* begin *
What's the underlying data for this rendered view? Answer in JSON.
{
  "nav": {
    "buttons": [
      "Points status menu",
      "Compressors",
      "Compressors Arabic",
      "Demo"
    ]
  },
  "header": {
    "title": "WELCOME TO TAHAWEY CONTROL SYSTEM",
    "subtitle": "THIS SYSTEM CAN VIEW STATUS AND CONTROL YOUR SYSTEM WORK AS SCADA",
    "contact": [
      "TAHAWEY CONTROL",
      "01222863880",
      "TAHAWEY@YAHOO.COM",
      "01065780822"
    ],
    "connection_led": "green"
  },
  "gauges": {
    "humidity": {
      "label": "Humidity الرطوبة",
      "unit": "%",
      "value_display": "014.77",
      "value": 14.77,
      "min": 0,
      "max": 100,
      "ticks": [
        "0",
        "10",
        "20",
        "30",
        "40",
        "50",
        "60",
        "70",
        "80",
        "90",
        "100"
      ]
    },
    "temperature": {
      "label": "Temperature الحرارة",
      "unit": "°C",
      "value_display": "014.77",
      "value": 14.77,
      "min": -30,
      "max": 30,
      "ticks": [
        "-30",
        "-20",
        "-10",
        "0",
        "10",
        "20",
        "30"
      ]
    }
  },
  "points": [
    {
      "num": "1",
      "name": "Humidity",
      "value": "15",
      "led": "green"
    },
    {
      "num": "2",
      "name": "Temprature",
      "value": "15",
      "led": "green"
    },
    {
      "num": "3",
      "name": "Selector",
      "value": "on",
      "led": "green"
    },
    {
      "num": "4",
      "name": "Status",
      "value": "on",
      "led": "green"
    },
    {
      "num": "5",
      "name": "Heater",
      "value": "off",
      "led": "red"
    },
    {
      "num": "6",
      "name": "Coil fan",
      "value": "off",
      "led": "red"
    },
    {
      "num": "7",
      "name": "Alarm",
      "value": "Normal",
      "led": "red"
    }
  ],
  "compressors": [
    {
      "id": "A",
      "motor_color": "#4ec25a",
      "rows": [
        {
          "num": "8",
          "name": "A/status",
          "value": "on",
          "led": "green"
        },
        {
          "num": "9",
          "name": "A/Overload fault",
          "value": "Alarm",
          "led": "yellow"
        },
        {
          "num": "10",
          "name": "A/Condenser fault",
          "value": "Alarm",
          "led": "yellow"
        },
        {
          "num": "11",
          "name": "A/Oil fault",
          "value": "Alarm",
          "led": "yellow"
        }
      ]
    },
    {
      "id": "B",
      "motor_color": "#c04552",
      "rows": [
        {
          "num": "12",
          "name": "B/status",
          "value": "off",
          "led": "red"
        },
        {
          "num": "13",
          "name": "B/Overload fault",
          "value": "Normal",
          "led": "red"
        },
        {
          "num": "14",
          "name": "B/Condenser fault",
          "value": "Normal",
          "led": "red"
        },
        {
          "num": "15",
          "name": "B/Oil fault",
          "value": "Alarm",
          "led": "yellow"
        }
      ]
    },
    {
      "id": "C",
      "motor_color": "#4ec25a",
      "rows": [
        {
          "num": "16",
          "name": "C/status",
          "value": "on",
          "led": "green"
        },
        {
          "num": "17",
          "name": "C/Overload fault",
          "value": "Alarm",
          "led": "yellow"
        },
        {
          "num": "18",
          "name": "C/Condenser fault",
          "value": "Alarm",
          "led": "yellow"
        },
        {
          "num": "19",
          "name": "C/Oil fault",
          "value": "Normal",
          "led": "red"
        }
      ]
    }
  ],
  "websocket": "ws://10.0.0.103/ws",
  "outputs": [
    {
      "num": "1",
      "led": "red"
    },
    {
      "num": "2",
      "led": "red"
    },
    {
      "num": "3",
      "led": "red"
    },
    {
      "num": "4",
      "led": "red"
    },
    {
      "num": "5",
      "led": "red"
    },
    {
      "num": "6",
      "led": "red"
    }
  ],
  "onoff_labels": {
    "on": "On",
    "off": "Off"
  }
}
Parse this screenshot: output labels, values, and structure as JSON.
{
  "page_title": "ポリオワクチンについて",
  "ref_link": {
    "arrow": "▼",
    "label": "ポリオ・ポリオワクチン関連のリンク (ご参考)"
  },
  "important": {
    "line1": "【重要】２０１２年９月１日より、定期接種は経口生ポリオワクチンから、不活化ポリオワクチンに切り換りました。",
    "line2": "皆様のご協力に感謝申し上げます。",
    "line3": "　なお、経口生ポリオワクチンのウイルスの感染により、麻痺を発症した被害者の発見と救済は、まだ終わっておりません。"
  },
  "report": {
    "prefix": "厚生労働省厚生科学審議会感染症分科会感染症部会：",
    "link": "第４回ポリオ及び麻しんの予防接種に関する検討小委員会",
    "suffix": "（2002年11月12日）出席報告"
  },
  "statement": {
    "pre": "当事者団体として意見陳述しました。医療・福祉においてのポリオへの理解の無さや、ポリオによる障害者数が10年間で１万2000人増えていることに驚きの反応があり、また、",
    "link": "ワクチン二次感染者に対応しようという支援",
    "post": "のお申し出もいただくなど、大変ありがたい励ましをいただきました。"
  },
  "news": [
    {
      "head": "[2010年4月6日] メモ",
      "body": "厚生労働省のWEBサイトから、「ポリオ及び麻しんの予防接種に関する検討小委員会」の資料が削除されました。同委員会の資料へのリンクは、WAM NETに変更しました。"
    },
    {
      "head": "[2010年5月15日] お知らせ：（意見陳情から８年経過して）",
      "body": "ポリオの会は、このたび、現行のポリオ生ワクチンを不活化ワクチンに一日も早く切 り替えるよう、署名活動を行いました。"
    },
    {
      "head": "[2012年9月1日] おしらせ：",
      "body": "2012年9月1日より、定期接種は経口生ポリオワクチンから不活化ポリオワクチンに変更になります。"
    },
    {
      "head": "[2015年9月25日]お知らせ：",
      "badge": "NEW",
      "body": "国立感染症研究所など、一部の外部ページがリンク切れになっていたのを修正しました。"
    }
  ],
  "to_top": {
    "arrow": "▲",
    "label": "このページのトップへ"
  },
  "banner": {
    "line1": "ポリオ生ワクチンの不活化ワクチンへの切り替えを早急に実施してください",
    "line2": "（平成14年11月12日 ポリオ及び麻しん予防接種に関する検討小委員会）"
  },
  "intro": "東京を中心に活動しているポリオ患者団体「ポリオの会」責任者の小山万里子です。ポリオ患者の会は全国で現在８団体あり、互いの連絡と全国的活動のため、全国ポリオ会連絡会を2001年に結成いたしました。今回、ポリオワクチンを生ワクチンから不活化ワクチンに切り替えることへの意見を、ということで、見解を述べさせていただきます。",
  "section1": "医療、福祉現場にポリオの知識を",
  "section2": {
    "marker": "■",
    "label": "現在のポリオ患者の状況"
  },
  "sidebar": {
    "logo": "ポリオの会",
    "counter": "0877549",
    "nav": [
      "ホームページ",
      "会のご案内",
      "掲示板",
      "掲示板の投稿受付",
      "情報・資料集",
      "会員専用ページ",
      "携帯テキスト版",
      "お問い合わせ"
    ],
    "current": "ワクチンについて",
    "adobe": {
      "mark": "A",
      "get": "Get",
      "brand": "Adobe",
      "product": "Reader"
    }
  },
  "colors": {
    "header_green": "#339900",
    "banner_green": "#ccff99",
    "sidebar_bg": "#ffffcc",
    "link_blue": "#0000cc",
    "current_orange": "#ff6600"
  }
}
* end *
YOUR INSTRUCTIONS
Pull out each line of the entries that contains "Overload".

TASK OUTPUT
          "name": "A/Overload fault",
          "name": "B/Overload fault",
          "name": "C/Overload fault",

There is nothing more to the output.